• [SOURCE RECORDS]:
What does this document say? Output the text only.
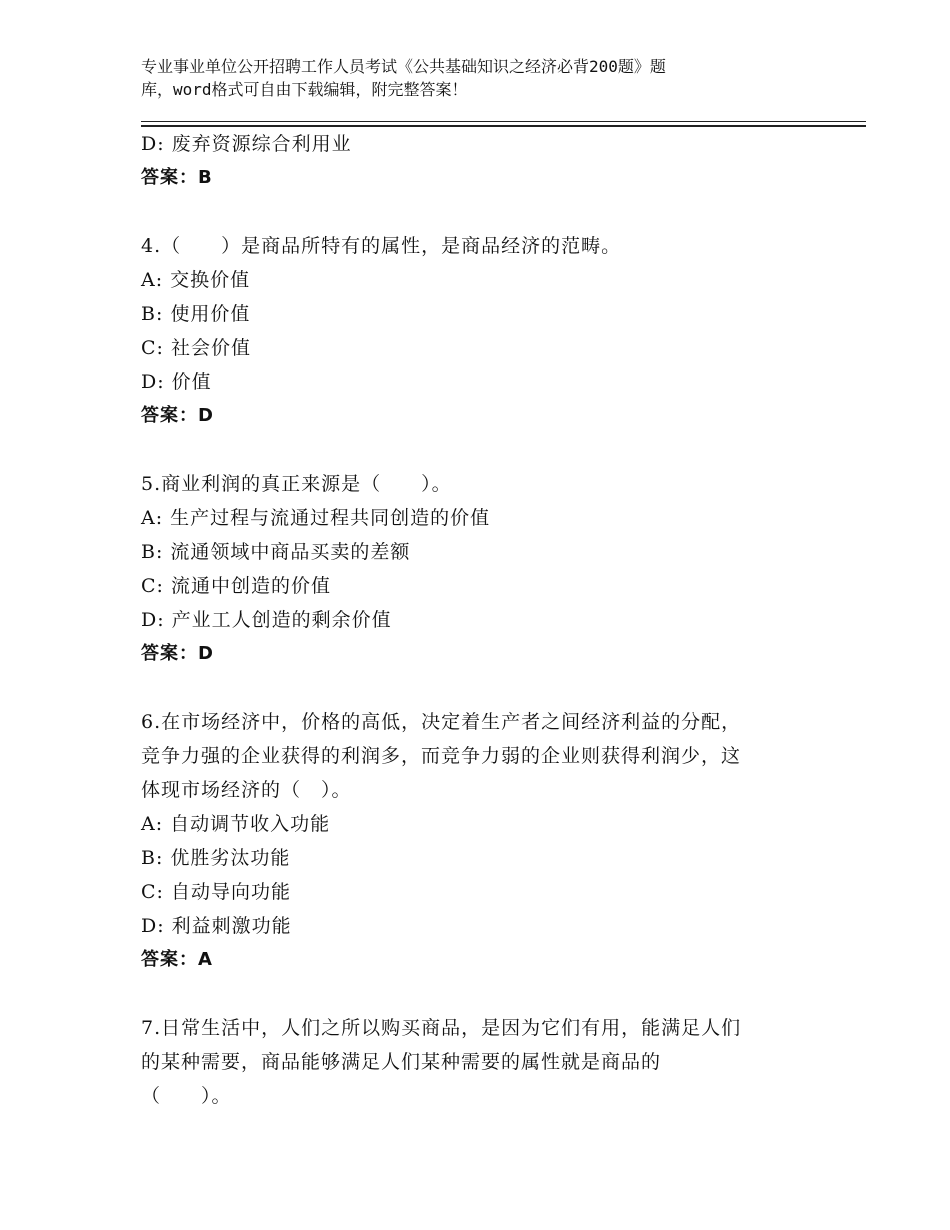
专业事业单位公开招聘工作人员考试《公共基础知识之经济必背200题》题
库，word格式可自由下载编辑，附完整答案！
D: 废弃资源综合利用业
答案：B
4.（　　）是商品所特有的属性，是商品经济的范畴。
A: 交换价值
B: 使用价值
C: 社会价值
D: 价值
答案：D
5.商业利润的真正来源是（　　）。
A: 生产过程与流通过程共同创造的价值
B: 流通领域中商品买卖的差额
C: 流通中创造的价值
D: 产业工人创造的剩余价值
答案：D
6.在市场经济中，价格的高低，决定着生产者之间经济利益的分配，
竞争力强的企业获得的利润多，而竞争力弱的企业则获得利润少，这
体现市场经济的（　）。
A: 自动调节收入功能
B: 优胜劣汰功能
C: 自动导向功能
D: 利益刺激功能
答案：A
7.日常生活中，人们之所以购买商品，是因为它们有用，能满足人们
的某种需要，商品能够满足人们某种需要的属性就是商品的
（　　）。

* * *

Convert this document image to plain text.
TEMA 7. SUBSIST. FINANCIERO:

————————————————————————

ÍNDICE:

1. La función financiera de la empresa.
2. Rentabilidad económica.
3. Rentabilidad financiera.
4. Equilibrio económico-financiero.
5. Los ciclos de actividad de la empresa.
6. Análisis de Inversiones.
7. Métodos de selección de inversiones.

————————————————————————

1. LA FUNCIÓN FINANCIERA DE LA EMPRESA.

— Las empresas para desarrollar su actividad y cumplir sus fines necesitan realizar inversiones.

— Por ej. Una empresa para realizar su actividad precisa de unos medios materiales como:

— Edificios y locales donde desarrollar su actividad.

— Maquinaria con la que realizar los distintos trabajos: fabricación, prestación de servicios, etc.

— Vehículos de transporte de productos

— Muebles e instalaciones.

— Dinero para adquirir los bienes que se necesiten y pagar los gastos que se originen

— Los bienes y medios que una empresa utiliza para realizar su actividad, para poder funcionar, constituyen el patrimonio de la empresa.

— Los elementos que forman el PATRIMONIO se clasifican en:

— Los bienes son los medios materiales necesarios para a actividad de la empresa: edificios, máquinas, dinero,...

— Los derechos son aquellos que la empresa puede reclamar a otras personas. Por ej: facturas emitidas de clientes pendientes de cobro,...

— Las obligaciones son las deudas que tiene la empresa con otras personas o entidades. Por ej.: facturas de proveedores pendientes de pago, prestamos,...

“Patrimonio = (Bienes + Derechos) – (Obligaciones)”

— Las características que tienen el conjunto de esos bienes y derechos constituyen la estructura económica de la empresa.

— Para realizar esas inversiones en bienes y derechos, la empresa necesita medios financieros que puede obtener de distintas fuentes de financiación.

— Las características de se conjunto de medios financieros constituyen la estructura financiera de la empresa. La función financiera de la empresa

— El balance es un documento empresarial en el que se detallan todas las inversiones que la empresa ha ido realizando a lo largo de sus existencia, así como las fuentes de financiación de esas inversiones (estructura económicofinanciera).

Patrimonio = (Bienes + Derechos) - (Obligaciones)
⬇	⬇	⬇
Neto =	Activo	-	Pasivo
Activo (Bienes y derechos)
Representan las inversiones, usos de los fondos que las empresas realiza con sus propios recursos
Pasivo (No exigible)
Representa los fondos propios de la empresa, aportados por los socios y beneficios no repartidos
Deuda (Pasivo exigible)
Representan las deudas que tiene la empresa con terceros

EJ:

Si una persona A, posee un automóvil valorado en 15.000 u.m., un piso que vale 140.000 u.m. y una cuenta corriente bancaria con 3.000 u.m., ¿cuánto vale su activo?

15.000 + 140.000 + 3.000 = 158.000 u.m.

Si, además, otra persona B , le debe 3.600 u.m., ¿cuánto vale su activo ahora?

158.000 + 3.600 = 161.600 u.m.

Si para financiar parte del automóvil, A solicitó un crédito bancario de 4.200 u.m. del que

• [GIVEN PROBLEM]: Report only the number of lines that hold the word "personas".

• [RESPONSE TO THIS TASK]: 2